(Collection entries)
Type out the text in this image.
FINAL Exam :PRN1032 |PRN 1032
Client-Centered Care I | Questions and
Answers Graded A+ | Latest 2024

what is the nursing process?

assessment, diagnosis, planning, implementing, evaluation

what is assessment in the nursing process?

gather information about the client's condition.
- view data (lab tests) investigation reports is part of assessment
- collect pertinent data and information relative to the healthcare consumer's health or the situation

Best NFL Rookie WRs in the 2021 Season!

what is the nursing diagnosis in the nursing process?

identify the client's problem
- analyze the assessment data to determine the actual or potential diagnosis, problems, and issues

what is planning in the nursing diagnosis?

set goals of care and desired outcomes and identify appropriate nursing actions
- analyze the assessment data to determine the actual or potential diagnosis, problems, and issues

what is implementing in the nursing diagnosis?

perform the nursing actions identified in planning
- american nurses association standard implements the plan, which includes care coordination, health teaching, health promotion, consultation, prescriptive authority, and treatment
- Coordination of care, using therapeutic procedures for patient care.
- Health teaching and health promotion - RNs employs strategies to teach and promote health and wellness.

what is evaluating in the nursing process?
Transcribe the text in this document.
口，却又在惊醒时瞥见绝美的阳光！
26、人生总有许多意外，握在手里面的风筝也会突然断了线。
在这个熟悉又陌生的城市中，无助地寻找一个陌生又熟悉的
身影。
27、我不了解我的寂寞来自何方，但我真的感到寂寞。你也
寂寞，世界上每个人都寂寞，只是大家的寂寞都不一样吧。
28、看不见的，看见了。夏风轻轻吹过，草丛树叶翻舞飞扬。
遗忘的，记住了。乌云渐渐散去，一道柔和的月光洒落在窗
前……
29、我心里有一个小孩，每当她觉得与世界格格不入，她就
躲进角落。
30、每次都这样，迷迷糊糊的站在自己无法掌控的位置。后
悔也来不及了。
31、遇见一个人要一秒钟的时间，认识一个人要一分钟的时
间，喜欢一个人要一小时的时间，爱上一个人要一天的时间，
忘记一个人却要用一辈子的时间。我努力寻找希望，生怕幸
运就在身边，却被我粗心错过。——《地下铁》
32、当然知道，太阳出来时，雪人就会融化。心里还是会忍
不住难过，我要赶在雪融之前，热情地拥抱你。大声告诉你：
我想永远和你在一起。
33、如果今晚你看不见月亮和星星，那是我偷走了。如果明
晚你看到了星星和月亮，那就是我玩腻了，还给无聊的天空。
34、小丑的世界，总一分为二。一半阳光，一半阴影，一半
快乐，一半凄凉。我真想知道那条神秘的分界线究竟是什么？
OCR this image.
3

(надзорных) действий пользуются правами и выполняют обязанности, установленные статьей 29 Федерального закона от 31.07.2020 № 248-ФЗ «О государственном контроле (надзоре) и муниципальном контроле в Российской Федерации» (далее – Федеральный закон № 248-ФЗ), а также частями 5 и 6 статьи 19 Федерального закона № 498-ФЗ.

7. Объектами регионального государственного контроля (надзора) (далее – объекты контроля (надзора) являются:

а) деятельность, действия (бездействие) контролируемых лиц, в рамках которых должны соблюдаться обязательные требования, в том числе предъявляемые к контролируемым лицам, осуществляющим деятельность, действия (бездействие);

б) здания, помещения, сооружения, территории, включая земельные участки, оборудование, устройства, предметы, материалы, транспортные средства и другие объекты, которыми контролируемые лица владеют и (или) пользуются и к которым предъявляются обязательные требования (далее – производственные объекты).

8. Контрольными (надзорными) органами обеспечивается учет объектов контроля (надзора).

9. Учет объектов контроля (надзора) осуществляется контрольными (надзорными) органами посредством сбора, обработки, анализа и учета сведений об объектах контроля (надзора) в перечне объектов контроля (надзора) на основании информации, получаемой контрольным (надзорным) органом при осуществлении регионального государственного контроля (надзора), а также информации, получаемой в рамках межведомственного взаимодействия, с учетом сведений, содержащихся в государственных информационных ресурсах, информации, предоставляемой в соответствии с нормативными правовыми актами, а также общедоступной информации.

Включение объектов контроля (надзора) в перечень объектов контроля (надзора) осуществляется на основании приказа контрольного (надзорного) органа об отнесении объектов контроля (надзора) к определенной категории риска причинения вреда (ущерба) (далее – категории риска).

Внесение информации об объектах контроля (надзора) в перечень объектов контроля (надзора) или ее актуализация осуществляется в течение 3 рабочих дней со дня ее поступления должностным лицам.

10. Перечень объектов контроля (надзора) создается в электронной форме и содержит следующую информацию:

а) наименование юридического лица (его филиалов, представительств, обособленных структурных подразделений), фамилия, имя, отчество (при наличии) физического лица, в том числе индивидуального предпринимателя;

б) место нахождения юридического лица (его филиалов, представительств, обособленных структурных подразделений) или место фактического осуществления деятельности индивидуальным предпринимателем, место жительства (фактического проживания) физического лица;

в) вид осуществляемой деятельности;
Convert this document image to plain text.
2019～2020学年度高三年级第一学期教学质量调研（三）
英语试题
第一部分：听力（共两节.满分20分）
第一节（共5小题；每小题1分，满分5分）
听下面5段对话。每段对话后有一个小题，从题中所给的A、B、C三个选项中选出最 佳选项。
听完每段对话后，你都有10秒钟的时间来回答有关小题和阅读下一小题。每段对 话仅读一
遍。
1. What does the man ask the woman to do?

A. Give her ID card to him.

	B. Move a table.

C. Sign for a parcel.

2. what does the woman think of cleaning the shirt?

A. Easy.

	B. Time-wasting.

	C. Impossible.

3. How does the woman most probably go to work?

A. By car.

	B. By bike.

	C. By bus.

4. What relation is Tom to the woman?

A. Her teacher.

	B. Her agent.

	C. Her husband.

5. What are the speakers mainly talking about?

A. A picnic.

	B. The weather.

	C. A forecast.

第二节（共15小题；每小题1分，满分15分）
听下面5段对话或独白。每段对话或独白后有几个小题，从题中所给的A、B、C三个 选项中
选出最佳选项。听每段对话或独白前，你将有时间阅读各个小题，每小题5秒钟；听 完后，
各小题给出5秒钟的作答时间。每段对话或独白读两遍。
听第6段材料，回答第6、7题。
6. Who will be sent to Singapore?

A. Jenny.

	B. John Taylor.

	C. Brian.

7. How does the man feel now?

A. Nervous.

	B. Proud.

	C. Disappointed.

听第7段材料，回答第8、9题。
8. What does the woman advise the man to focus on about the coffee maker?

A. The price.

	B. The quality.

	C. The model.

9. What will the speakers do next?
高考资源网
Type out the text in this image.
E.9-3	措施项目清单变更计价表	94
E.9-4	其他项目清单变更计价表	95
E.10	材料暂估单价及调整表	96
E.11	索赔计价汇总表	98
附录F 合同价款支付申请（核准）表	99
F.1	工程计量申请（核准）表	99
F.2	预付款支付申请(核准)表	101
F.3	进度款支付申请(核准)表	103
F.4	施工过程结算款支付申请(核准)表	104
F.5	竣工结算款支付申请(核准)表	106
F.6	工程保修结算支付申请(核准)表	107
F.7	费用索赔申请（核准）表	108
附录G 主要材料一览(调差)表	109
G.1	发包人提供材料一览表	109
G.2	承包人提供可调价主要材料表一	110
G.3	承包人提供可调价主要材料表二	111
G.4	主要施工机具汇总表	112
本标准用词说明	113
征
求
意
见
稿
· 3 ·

> [Exercise requirements] From the listing above, extract all records word for word.

> [Solution to this task]
Type out the text in this image.
FINAL Exam :PRN1032 |PRN 1032
Client-Centered Care I | Questions and
Answers Graded A+ | Latest 2024

what is the nursing process?

assessment, diagnosis, planning, implementing, evaluation

what is assessment in the nursing process?

gather information about the client's condition.
- view data (lab tests) investigation reports is part of assessment
- collect pertinent data and information relative to the healthcare consumer's health or the situation

Best NFL Rookie WRs in the 2021 Season!

what is the nursing diagnosis in the nursing process?

identify the client's problem
- analyze the assessment data to determine the actual or potential diagnosis, problems, and issues

what is planning in the nursing diagnosis?

set goals of care and desired outcomes and identify appropriate nursing actions
- analyze the assessment data to determine the actual or potential diagnosis, problems, and issues

what is implementing in the nursing diagnosis?

perform the nursing actions identified in planning
- american nurses association standard implements the plan, which includes care coordination, health teaching, health promotion, consultation, prescriptive authority, and treatment
- Coordination of care, using therapeutic procedures for patient care.
- Health teaching and health promotion - RNs employs strategies to teach and promote health and wellness.

what is evaluating in the nursing process?
Transcribe the text in this document.
口，却又在惊醒时瞥见绝美的阳光！
26、人生总有许多意外，握在手里面的风筝也会突然断了线。
在这个熟悉又陌生的城市中，无助地寻找一个陌生又熟悉的
身影。
27、我不了解我的寂寞来自何方，但我真的感到寂寞。你也
寂寞，世界上每个人都寂寞，只是大家的寂寞都不一样吧。
28、看不见的，看见了。夏风轻轻吹过，草丛树叶翻舞飞扬。
遗忘的，记住了。乌云渐渐散去，一道柔和的月光洒落在窗
前……
29、我心里有一个小孩，每当她觉得与世界格格不入，她就
躲进角落。
30、每次都这样，迷迷糊糊的站在自己无法掌控的位置。后
悔也来不及了。
31、遇见一个人要一秒钟的时间，认识一个人要一分钟的时
间，喜欢一个人要一小时的时间，爱上一个人要一天的时间，
忘记一个人却要用一辈子的时间。我努力寻找希望，生怕幸
运就在身边，却被我粗心错过。——《地下铁》
32、当然知道，太阳出来时，雪人就会融化。心里还是会忍
不住难过，我要赶在雪融之前，热情地拥抱你。大声告诉你：
我想永远和你在一起。
33、如果今晚你看不见月亮和星星，那是我偷走了。如果明
晚你看到了星星和月亮，那就是我玩腻了，还给无聊的天空。
34、小丑的世界，总一分为二。一半阳光，一半阴影，一半
快乐，一半凄凉。我真想知道那条神秘的分界线究竟是什么？
OCR this image.
3

(надзорных) действий пользуются правами и выполняют обязанности, установленные статьей 29 Федерального закона от 31.07.2020 № 248-ФЗ «О государственном контроле (надзоре) и муниципальном контроле в Российской Федерации» (далее – Федеральный закон № 248-ФЗ), а также частями 5 и 6 статьи 19 Федерального закона № 498-ФЗ.

7. Объектами регионального государственного контроля (надзора) (далее – объекты контроля (надзора) являются:

а) деятельность, действия (бездействие) контролируемых лиц, в рамках которых должны соблюдаться обязательные требования, в том числе предъявляемые к контролируемым лицам, осуществляющим деятельность, действия (бездействие);

б) здания, помещения, сооружения, территории, включая земельные участки, оборудование, устройства, предметы, материалы, транспортные средства и другие объекты, которыми контролируемые лица владеют и (или) пользуются и к которым предъявляются обязательные требования (далее – производственные объекты).

8. Контрольными (надзорными) органами обеспечивается учет объектов контроля (надзора).

9. Учет объектов контроля (надзора) осуществляется контрольными (надзорными) органами посредством сбора, обработки, анализа и учета сведений об объектах контроля (надзора) в перечне объектов контроля (надзора) на основании информации, получаемой контрольным (надзорным) органом при осуществлении регионального государственного контроля (надзора), а также информации, получаемой в рамках межведомственного взаимодействия, с учетом сведений, содержащихся в государственных информационных ресурсах, информации, предоставляемой в соответствии с нормативными правовыми актами, а также общедоступной информации.

Включение объектов контроля (надзора) в перечень объектов контроля (надзора) осуществляется на основании приказа контрольного (надзорного) органа об отнесении объектов контроля (надзора) к определенной категории риска причинения вреда (ущерба) (далее – категории риска).

Внесение информации об объектах контроля (надзора) в перечень объектов контроля (надзора) или ее актуализация осуществляется в течение 3 рабочих дней со дня ее поступления должностным лицам.

10. Перечень объектов контроля (надзора) создается в электронной форме и содержит следующую информацию:

а) наименование юридического лица (его филиалов, представительств, обособленных структурных подразделений), фамилия, имя, отчество (при наличии) физического лица, в том числе индивидуального предпринимателя;

б) место нахождения юридического лица (его филиалов, представительств, обособленных структурных подразделений) или место фактического осуществления деятельности индивидуальным предпринимателем, место жительства (фактического проживания) физического лица;

в) вид осуществляемой деятельности;
Convert this document image to plain text.
2019～2020学年度高三年级第一学期教学质量调研（三）
英语试题
第一部分：听力（共两节.满分20分）
第一节（共5小题；每小题1分，满分5分）
听下面5段对话。每段对话后有一个小题，从题中所给的A、B、C三个选项中选出最 佳选项。
听完每段对话后，你都有10秒钟的时间来回答有关小题和阅读下一小题。每段对 话仅读一
遍。
1. What does the man ask the woman to do?

A. Give her ID card to him.

	B. Move a table.

C. Sign for a parcel.

2. what does the woman think of cleaning the shirt?

A. Easy.

	B. Time-wasting.

	C. Impossible.

3. How does the woman most probably go to work?

A. By car.

	B. By bike.

	C. By bus.

4. What relation is Tom to the woman?

A. Her teacher.

	B. Her agent.

	C. Her husband.

5. What are the speakers mainly talking about?

A. A picnic.

	B. The weather.

	C. A forecast.

第二节（共15小题；每小题1分，满分15分）
听下面5段对话或独白。每段对话或独白后有几个小题，从题中所给的A、B、C三个 选项中
选出最佳选项。听每段对话或独白前，你将有时间阅读各个小题，每小题5秒钟；听 完后，
各小题给出5秒钟的作答时间。每段对话或独白读两遍。
听第6段材料，回答第6、7题。
6. Who will be sent to Singapore?

A. Jenny.

	B. John Taylor.

	C. Brian.

7. How does the man feel now?

A. Nervous.

	B. Proud.

	C. Disappointed.

听第7段材料，回答第8、9题。
8. What does the woman advise the man to focus on about the coffee maker?

A. The price.

	B. The quality.

	C. The model.

9. What will the speakers do next?
高考资源网
Type out the text in this image.
E.9-3	措施项目清单变更计价表	94
E.9-4	其他项目清单变更计价表	95
E.10	材料暂估单价及调整表	96
E.11	索赔计价汇总表	98
附录F 合同价款支付申请（核准）表	99
F.1	工程计量申请（核准）表	99
F.2	预付款支付申请(核准)表	101
F.3	进度款支付申请(核准)表	103
F.4	施工过程结算款支付申请(核准)表	104
F.5	竣工结算款支付申请(核准)表	106
F.6	工程保修结算支付申请(核准)表	107
F.7	费用索赔申请（核准）表	108
附录G 主要材料一览(调差)表	109
G.1	发包人提供材料一览表	109
G.2	承包人提供可调价主要材料表一	110
G.3	承包人提供可调价主要材料表二	111
G.4	主要施工机具汇总表	112
本标准用词说明	113
征
求
意
见
稿
· 3 ·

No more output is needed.